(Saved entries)
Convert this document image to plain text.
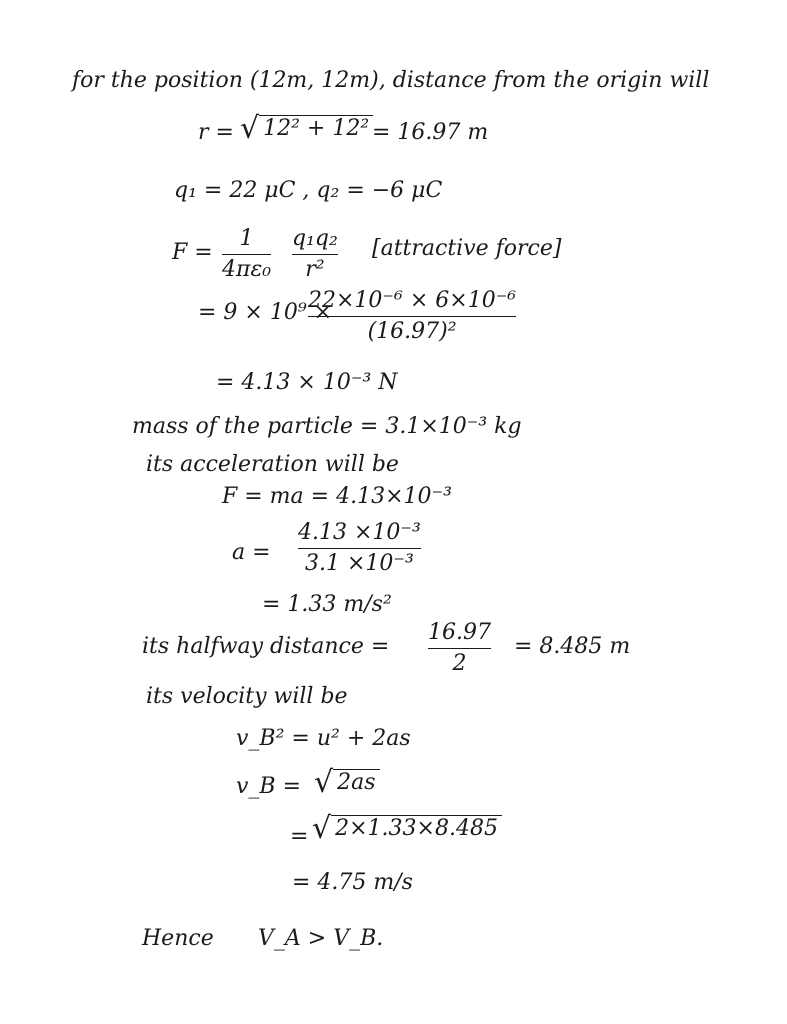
for the position (12m, 12m), distance from the origin will
r = √ 12² + 12² = 16.97 m
q₁ = 22 μC , q₂ = −6 μC
F =
1
4πε₀
q₁q₂
r²
[attractive force]
= 9 × 10⁹ ×
22×10⁻⁶ × 6×10⁻⁶
(16.97)²
= 4.13 × 10⁻³ N
mass of the particle = 3.1×10⁻³ kg
its acceleration will be
F = ma = 4.13×10⁻³
a =
4.13 ×10⁻³
3.1 ×10⁻³
= 1.33 m/s²
its halfway distance =
16.97
2
= 8.485 m
its velocity will be
v_B² = u² + 2as
v_B = √ 2as
= √ 2×1.33×8.485
= 4.75 m/s
Hence V_A > V_B.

- Task objective -
Without the pictures, write out every entry precisely as it appears.

- Exercise solution -
Convert this document image to plain text.
for the position (12m, 12m), distance from the origin will
r = √ 12² + 12² = 16.97 m
q₁ = 22 μC , q₂ = −6 μC
F =
1
4πε₀
q₁q₂
r²
[attractive force]
= 9 × 10⁹ ×
22×10⁻⁶ × 6×10⁻⁶
(16.97)²
= 4.13 × 10⁻³ N
mass of the particle = 3.1×10⁻³ kg
its acceleration will be
F = ma = 4.13×10⁻³
a =
4.13 ×10⁻³
3.1 ×10⁻³
= 1.33 m/s²
its halfway distance =
16.97
2
= 8.485 m
its velocity will be
v_B² = u² + 2as
v_B = √ 2as
= √ 2×1.33×8.485
= 4.75 m/s
Hence V_A > V_B.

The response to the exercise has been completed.